• _OBJETIVO_
Extrae las líneas de todos los registros y reprodúcelas sin cambiar nada.

• _EXTRACTO DE REGISTROS_
◇ ◇ ◇ ◇

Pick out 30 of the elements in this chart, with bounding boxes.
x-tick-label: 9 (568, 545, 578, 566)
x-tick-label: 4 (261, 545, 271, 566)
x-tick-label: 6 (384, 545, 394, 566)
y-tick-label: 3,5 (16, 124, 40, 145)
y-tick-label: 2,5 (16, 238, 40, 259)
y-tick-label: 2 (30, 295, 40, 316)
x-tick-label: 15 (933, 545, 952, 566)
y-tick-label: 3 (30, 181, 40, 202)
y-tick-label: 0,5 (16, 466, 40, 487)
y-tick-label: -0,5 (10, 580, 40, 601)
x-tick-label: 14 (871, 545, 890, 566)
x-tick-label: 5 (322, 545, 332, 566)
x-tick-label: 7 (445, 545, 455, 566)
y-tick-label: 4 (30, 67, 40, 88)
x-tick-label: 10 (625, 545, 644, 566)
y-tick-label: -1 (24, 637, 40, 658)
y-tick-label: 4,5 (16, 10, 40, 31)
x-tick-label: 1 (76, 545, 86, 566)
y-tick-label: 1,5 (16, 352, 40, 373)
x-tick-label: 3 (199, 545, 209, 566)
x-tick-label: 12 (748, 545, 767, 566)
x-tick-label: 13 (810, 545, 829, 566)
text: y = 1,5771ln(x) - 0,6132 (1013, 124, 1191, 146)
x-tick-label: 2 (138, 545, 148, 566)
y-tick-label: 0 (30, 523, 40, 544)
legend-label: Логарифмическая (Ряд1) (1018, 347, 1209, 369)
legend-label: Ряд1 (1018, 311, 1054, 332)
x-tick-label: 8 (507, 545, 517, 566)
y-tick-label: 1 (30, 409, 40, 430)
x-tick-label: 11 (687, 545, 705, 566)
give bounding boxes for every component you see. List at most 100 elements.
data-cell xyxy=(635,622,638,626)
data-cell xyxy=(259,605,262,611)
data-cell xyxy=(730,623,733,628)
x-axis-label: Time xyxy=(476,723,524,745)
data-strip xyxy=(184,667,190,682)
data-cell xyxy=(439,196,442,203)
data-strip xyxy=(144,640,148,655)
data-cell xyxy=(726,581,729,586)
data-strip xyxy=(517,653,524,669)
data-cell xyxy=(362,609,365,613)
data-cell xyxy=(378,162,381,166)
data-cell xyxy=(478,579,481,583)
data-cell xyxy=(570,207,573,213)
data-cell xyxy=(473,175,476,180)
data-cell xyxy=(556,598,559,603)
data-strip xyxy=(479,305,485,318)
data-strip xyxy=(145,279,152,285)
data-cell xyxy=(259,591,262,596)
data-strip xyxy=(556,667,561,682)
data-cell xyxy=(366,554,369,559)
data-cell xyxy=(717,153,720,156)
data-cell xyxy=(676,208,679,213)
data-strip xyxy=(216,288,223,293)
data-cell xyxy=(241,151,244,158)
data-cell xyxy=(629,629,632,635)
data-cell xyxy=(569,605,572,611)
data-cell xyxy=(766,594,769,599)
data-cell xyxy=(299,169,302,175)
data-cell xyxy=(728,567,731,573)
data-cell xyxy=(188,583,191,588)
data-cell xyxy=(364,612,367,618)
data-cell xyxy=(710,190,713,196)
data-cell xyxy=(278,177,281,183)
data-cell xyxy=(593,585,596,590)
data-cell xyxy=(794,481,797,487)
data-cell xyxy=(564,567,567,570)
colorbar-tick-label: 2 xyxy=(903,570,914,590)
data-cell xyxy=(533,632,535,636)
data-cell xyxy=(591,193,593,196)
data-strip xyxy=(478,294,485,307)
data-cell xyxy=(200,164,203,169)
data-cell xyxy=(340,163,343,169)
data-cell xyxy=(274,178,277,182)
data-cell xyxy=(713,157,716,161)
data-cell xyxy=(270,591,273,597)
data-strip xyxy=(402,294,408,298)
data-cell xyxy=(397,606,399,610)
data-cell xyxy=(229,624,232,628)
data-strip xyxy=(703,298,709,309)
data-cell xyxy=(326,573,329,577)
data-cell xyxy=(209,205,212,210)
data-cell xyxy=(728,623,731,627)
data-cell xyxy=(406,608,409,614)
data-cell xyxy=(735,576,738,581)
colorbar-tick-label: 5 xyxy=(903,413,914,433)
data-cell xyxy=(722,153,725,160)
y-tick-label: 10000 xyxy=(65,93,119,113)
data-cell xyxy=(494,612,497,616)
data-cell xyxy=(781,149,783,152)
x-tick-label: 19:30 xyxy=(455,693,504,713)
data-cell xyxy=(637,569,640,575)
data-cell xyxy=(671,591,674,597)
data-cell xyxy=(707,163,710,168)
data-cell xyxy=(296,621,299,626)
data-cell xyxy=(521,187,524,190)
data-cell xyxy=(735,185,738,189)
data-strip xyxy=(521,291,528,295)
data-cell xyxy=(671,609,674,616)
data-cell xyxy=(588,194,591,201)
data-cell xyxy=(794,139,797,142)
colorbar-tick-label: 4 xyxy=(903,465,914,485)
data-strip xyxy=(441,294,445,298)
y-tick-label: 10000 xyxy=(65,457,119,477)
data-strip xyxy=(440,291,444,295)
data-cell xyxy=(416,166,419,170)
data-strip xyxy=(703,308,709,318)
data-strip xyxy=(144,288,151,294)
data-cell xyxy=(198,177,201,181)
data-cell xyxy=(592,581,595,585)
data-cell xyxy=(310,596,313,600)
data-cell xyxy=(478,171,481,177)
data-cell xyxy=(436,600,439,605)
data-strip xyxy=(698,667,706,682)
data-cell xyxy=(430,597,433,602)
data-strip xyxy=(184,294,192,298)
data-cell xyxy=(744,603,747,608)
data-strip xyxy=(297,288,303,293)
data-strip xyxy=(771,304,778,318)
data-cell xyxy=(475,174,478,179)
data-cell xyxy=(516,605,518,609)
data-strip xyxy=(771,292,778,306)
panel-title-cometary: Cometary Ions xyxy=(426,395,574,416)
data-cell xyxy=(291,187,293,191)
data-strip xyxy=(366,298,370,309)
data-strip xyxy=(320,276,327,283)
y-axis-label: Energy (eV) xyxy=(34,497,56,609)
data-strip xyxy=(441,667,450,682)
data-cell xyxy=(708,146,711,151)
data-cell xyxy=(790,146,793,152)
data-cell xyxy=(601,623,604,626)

◇ ◇ ◇ ◇

• _RESPUESTA CORRECTA_
Pick out 30 of the elements in this chart, with bounding boxes.
x-tick-label: 9 (568, 545, 578, 566)
x-tick-label: 4 (261, 545, 271, 566)
x-tick-label: 6 (384, 545, 394, 566)
y-tick-label: 3,5 (16, 124, 40, 145)
y-tick-label: 2,5 (16, 238, 40, 259)
y-tick-label: 2 (30, 295, 40, 316)
x-tick-label: 15 (933, 545, 952, 566)
y-tick-label: 3 (30, 181, 40, 202)
y-tick-label: 0,5 (16, 466, 40, 487)
y-tick-label: -0,5 (10, 580, 40, 601)
x-tick-label: 14 (871, 545, 890, 566)
x-tick-label: 5 (322, 545, 332, 566)
x-tick-label: 7 (445, 545, 455, 566)
y-tick-label: 4 (30, 67, 40, 88)
x-tick-label: 10 (625, 545, 644, 566)
y-tick-label: -1 (24, 637, 40, 658)
y-tick-label: 4,5 (16, 10, 40, 31)
x-tick-label: 1 (76, 545, 86, 566)
y-tick-label: 1,5 (16, 352, 40, 373)
x-tick-label: 3 (199, 545, 209, 566)
x-tick-label: 12 (748, 545, 767, 566)
x-tick-label: 13 (810, 545, 829, 566)
text: y = 1,5771ln(x) - 0,6132 (1013, 124, 1191, 146)
x-tick-label: 2 (138, 545, 148, 566)
y-tick-label: 0 (30, 523, 40, 544)
legend-label: Логарифмическая (Ряд1) (1018, 347, 1209, 369)
legend-label: Ряд1 (1018, 311, 1054, 332)
x-tick-label: 8 (507, 545, 517, 566)
y-tick-label: 1 (30, 409, 40, 430)
x-tick-label: 11 (687, 545, 705, 566)
give bounding boxes for every component you see. List at most 100 elements.
data-cell xyxy=(635,622,638,626)
data-cell xyxy=(259,605,262,611)
data-cell xyxy=(730,623,733,628)
x-axis-label: Time xyxy=(476,723,524,745)
data-strip xyxy=(184,667,190,682)
data-cell xyxy=(439,196,442,203)
data-strip xyxy=(144,640,148,655)
data-cell xyxy=(726,581,729,586)
data-strip xyxy=(517,653,524,669)
data-cell xyxy=(362,609,365,613)
data-cell xyxy=(378,162,381,166)
data-cell xyxy=(478,579,481,583)
data-cell xyxy=(570,207,573,213)
data-cell xyxy=(473,175,476,180)
data-cell xyxy=(556,598,559,603)
data-strip xyxy=(479,305,485,318)
data-strip xyxy=(145,279,152,285)
data-cell xyxy=(259,591,262,596)
data-strip xyxy=(556,667,561,682)
data-cell xyxy=(366,554,369,559)
data-cell xyxy=(717,153,720,156)
data-cell xyxy=(676,208,679,213)
data-strip xyxy=(216,288,223,293)
data-cell xyxy=(241,151,244,158)
data-cell xyxy=(629,629,632,635)
data-cell xyxy=(569,605,572,611)
data-cell xyxy=(766,594,769,599)
data-cell xyxy=(299,169,302,175)
data-cell xyxy=(728,567,731,573)
data-cell xyxy=(188,583,191,588)
data-cell xyxy=(364,612,367,618)
data-cell xyxy=(710,190,713,196)
data-cell xyxy=(278,177,281,183)
data-cell xyxy=(593,585,596,590)
data-cell xyxy=(794,481,797,487)
data-cell xyxy=(564,567,567,570)
colorbar-tick-label: 2 xyxy=(903,570,914,590)
data-cell xyxy=(533,632,535,636)
data-cell xyxy=(591,193,593,196)
data-strip xyxy=(478,294,485,307)
data-cell xyxy=(200,164,203,169)
data-cell xyxy=(340,163,343,169)
data-cell xyxy=(274,178,277,182)
data-cell xyxy=(713,157,716,161)
data-cell xyxy=(270,591,273,597)
data-strip xyxy=(402,294,408,298)
data-cell xyxy=(397,606,399,610)
data-cell xyxy=(229,624,232,628)
data-strip xyxy=(703,298,709,309)
data-cell xyxy=(326,573,329,577)
data-cell xyxy=(209,205,212,210)
data-cell xyxy=(728,623,731,627)
data-cell xyxy=(406,608,409,614)
data-cell xyxy=(735,576,738,581)
colorbar-tick-label: 5 xyxy=(903,413,914,433)
data-cell xyxy=(722,153,725,160)
y-tick-label: 10000 xyxy=(65,93,119,113)
data-cell xyxy=(494,612,497,616)
data-cell xyxy=(781,149,783,152)
x-tick-label: 19:30 xyxy=(455,693,504,713)
data-cell xyxy=(637,569,640,575)
data-cell xyxy=(671,591,674,597)
data-cell xyxy=(707,163,710,168)
data-cell xyxy=(296,621,299,626)
data-cell xyxy=(521,187,524,190)
data-cell xyxy=(735,185,738,189)
data-strip xyxy=(521,291,528,295)
data-cell xyxy=(671,609,674,616)
data-cell xyxy=(588,194,591,201)
data-cell xyxy=(794,139,797,142)
colorbar-tick-label: 4 xyxy=(903,465,914,485)
data-strip xyxy=(441,294,445,298)
y-tick-label: 10000 xyxy=(65,457,119,477)
data-strip xyxy=(440,291,444,295)
data-cell xyxy=(416,166,419,170)
data-strip xyxy=(703,308,709,318)
data-strip xyxy=(144,288,151,294)
data-cell xyxy=(198,177,201,181)
data-cell xyxy=(592,581,595,585)
data-cell xyxy=(310,596,313,600)
data-cell xyxy=(478,171,481,177)
data-cell xyxy=(436,600,439,605)
data-strip xyxy=(698,667,706,682)
data-cell xyxy=(430,597,433,602)
data-strip xyxy=(184,294,192,298)
data-cell xyxy=(744,603,747,608)
data-strip xyxy=(297,288,303,293)
data-strip xyxy=(771,304,778,318)
data-cell xyxy=(475,174,478,179)
data-cell xyxy=(516,605,518,609)
data-strip xyxy=(771,292,778,306)
panel-title-cometary: Cometary Ions xyxy=(426,395,574,416)
data-cell xyxy=(291,187,293,191)
data-strip xyxy=(366,298,370,309)
data-strip xyxy=(320,276,327,283)
y-axis-label: Energy (eV) xyxy=(34,497,56,609)
data-strip xyxy=(441,667,450,682)
data-cell xyxy=(708,146,711,151)
data-cell xyxy=(790,146,793,152)
data-cell xyxy=(601,623,604,626)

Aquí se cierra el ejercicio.